Extracted data:
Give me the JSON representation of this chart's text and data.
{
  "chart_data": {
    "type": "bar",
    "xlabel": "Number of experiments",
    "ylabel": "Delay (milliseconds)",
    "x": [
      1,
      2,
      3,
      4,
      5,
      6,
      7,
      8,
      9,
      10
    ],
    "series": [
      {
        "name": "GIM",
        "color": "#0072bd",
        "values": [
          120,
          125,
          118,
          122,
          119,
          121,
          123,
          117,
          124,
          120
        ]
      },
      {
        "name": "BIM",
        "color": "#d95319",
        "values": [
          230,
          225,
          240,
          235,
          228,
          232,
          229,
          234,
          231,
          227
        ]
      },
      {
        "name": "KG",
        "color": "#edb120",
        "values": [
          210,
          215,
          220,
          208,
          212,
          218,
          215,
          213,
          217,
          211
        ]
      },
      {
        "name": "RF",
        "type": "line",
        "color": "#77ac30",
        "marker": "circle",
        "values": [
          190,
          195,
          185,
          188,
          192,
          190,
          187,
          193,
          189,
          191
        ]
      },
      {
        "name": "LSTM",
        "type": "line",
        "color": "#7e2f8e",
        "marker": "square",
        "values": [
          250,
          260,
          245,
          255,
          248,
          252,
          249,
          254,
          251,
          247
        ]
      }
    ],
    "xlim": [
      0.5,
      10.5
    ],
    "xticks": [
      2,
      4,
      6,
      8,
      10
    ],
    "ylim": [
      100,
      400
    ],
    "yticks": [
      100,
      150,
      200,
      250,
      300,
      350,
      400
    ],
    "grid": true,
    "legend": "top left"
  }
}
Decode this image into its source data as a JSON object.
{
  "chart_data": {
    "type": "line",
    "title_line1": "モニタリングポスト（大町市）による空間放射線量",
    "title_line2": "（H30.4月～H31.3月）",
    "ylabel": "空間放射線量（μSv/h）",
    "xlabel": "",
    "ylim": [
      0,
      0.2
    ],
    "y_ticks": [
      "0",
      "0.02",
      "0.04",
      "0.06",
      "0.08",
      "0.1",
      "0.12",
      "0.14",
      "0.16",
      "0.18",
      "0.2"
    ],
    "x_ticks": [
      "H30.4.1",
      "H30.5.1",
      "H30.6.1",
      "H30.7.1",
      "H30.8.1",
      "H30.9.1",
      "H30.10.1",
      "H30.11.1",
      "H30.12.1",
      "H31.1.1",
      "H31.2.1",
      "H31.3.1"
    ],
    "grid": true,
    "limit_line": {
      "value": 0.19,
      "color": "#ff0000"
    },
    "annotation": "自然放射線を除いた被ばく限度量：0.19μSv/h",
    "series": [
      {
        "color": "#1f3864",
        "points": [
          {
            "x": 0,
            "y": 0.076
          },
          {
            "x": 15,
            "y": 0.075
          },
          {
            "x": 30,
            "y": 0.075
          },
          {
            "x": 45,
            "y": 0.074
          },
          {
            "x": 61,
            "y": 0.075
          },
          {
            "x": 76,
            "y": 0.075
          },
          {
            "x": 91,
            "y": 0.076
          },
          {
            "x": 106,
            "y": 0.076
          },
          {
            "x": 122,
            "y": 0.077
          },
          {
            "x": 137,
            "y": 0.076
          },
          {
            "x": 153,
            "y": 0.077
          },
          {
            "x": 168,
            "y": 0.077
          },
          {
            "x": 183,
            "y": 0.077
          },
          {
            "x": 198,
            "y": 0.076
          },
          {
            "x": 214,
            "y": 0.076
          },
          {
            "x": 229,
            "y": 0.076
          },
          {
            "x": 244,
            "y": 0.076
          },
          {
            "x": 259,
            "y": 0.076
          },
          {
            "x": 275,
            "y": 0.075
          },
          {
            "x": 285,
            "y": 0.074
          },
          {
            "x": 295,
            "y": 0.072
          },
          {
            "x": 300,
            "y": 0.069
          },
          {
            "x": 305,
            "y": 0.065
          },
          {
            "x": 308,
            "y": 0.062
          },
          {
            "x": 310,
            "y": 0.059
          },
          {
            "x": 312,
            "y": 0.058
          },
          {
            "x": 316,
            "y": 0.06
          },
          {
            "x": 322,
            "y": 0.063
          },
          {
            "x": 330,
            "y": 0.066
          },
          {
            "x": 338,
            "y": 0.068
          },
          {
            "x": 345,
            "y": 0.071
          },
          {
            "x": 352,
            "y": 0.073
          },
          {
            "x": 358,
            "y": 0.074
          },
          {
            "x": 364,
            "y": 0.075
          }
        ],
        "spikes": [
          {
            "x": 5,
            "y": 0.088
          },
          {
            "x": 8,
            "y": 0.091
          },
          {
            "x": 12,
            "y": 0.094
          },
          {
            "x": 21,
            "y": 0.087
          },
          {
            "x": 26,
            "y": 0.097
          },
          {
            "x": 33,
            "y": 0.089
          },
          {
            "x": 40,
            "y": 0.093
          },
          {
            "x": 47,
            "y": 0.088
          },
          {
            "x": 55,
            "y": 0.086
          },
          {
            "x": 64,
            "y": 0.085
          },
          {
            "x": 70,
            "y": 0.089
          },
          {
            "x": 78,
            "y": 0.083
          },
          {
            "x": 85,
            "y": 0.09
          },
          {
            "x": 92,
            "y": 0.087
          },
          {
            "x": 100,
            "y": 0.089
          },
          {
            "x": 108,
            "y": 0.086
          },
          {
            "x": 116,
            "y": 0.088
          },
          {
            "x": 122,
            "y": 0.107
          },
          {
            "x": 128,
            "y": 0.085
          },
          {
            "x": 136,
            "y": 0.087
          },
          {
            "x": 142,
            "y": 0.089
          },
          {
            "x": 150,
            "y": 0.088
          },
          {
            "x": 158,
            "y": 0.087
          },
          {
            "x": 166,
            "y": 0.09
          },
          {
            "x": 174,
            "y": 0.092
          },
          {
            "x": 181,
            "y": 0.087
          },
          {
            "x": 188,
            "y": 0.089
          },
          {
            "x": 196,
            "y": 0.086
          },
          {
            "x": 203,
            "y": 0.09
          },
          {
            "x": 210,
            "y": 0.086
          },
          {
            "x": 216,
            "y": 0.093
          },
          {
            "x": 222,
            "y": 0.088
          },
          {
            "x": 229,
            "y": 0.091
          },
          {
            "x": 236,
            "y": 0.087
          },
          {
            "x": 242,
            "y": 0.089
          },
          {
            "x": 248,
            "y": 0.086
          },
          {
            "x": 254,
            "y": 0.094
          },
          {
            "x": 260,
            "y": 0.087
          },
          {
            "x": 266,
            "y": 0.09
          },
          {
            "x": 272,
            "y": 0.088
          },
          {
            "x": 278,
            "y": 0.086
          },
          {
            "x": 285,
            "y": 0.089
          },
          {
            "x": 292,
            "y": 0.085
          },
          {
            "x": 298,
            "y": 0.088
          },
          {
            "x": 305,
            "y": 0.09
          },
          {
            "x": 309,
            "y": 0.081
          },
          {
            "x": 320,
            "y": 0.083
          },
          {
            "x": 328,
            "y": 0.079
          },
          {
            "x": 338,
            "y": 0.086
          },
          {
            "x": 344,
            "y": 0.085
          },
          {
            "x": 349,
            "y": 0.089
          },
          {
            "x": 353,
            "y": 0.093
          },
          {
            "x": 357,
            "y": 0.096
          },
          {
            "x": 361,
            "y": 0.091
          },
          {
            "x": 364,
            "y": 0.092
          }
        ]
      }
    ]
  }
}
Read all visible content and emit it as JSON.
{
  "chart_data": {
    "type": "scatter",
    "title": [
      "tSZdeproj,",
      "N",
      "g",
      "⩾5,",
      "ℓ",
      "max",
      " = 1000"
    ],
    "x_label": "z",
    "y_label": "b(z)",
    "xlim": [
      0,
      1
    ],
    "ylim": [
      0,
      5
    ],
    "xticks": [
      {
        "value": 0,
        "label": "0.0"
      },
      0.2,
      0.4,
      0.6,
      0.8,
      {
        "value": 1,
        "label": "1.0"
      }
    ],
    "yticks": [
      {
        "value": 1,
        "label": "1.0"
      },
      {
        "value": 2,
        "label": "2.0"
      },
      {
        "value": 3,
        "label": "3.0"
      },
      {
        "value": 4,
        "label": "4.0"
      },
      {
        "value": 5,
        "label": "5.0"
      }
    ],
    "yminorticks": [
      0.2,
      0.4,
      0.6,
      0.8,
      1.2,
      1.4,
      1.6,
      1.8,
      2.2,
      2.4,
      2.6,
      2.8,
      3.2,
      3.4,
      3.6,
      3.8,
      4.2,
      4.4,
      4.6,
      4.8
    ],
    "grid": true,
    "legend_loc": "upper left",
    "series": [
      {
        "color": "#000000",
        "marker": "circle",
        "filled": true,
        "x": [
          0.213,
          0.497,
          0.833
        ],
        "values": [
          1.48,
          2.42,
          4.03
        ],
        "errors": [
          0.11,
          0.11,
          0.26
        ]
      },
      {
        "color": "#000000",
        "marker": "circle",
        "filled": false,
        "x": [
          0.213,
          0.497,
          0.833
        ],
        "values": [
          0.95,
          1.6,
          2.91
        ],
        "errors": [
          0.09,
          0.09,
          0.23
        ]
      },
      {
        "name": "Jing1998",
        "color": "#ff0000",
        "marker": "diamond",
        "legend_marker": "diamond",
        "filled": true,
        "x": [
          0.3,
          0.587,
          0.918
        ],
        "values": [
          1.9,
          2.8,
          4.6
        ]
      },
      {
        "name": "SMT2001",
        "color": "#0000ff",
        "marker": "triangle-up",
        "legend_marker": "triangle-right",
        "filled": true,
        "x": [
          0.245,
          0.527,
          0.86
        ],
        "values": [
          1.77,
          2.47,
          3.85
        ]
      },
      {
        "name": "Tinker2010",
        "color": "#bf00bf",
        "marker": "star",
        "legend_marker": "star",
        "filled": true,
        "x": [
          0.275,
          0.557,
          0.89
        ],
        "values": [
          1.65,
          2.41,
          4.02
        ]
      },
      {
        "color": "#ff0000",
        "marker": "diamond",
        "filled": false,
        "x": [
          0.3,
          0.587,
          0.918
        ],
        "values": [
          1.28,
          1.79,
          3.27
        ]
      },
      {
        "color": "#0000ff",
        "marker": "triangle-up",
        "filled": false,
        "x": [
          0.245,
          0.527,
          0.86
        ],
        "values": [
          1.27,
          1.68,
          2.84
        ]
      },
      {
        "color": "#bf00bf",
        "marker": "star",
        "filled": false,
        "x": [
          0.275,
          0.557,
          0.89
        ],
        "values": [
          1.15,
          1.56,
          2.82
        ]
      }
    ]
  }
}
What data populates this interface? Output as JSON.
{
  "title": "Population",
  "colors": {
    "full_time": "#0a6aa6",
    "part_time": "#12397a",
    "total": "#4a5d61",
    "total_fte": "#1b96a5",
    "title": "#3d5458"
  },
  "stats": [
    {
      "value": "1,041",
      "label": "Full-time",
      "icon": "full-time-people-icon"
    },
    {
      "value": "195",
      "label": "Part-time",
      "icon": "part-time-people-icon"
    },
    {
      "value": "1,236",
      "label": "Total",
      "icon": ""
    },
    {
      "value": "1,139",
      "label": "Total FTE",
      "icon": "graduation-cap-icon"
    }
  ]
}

Given instruction:
The lines to reproduce run from the one that contains "What data populates" through the last line above; copy them exactly.

Output:
What data populates this interface? Output as JSON.
{
  "title": "Population",
  "colors": {
    "full_time": "#0a6aa6",
    "part_time": "#12397a",
    "total": "#4a5d61",
    "total_fte": "#1b96a5",
    "title": "#3d5458"
  },
  "stats": [
    {
      "value": "1,041",
      "label": "Full-time",
      "icon": "full-time-people-icon"
    },
    {
      "value": "195",
      "label": "Part-time",
      "icon": "part-time-people-icon"
    },
    {
      "value": "1,236",
      "label": "Total",
      "icon": ""
    },
    {
      "value": "1,139",
      "label": "Total FTE",
      "icon": "graduation-cap-icon"
    }
  ]
}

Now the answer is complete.